DIRECTIONS:
Using the entries that follow, collect the lines where the word "لنفسه" appears.

DATA EXCERPTS:
* * * * *
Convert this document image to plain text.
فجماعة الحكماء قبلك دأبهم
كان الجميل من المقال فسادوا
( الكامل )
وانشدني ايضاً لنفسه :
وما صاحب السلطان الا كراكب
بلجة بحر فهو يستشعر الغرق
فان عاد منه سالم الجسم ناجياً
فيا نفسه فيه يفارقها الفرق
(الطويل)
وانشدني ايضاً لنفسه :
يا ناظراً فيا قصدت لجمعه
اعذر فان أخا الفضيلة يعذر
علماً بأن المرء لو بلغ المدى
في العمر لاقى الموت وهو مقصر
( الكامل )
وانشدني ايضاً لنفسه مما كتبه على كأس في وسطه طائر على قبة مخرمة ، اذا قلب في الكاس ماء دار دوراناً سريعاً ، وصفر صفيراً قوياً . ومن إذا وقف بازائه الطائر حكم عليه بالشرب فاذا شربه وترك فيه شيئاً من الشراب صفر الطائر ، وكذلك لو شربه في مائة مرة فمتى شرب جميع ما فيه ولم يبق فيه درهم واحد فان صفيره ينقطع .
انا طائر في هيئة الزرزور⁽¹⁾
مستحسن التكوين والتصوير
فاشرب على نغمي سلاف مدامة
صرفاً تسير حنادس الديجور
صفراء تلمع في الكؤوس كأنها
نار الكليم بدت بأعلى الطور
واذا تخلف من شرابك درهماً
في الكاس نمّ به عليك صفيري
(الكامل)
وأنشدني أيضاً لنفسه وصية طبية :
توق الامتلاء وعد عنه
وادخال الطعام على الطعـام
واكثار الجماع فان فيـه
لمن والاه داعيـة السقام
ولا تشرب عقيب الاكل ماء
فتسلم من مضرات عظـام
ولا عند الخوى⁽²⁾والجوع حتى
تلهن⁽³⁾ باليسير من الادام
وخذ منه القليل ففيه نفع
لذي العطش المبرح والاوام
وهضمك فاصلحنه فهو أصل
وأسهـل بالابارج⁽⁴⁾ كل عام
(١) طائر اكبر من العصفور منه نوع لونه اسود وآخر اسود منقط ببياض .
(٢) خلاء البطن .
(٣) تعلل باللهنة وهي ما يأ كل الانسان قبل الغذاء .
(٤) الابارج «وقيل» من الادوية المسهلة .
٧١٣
* * * * *
EXERCISE RESULT:
وانشدني ايضاً لنفسه :
وانشدني ايضاً لنفسه :
وانشدني ايضاً لنفسه مما كتبه على كأس في وسطه طائر على قبة مخرمة ، اذا قلب في الكاس ماء دار دوراناً سريعاً ، وصفر صفيراً قوياً . ومن إذا وقف بازائه الطائر حكم عليه بالشرب فاذا شربه وترك فيه شيئاً من الشراب صفر الطائر ، وكذلك لو شربه في مائة مرة فمتى شرب جميع ما فيه ولم يبق فيه درهم واحد فان صفيره ينقطع .
وأنشدني أيضاً لنفسه وصية طبية :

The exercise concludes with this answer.